Instructions for the task>
Return the listing below exactly, with the pictures dropped.
BEGIN Available records
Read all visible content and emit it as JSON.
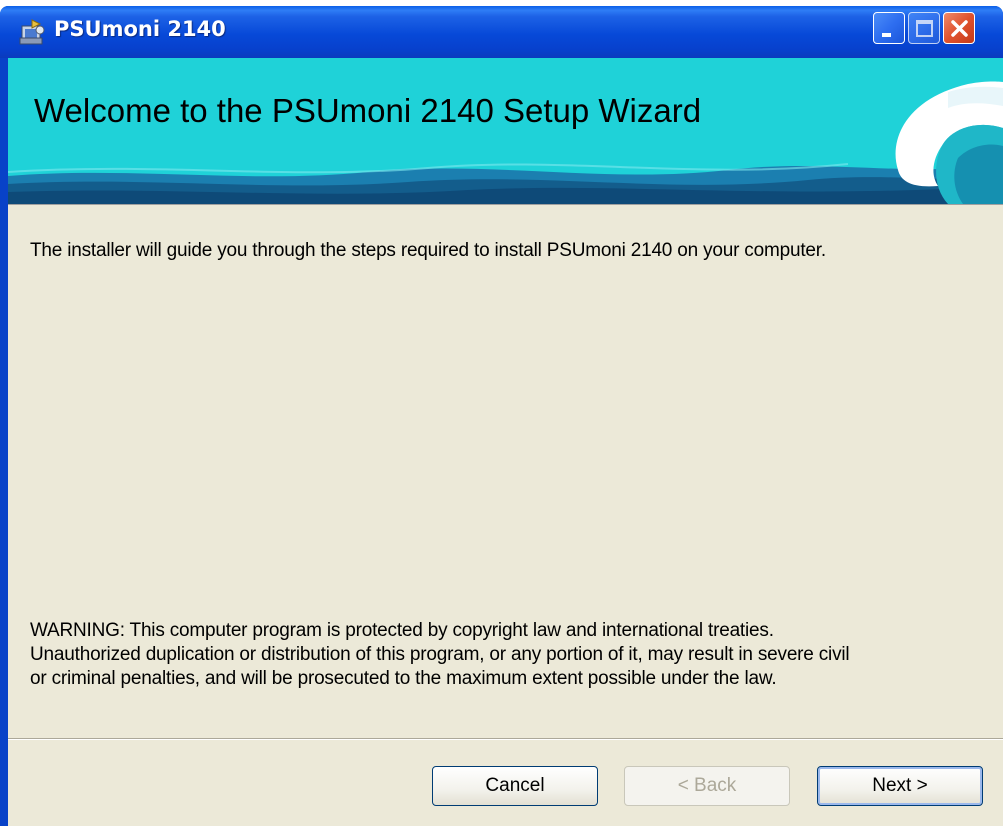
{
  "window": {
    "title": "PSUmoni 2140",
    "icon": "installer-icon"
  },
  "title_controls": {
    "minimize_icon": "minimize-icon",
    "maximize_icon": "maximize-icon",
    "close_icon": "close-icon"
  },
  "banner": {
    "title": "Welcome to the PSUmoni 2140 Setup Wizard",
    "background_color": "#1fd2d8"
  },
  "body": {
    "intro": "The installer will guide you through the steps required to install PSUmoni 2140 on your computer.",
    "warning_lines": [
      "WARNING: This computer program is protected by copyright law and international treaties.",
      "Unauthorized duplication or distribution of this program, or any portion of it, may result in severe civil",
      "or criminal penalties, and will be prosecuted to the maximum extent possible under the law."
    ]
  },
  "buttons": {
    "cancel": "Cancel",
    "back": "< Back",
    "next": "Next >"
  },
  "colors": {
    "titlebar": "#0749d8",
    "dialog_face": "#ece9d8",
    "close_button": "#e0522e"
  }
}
END Available records
Full response>
Read all visible content and emit it as JSON.
{
  "window": {
    "title": "PSUmoni 2140",
    "icon": "installer-icon"
  },
  "title_controls": {
    "minimize_icon": "minimize-icon",
    "maximize_icon": "maximize-icon",
    "close_icon": "close-icon"
  },
  "banner": {
    "title": "Welcome to the PSUmoni 2140 Setup Wizard",
    "background_color": "#1fd2d8"
  },
  "body": {
    "intro": "The installer will guide you through the steps required to install PSUmoni 2140 on your computer.",
    "warning_lines": [
      "WARNING: This computer program is protected by copyright law and international treaties.",
      "Unauthorized duplication or distribution of this program, or any portion of it, may result in severe civil",
      "or criminal penalties, and will be prosecuted to the maximum extent possible under the law."
    ]
  },
  "buttons": {
    "cancel": "Cancel",
    "back": "< Back",
    "next": "Next >"
  },
  "colors": {
    "titlebar": "#0749d8",
    "dialog_face": "#ece9d8",
    "close_button": "#e0522e"
  }
}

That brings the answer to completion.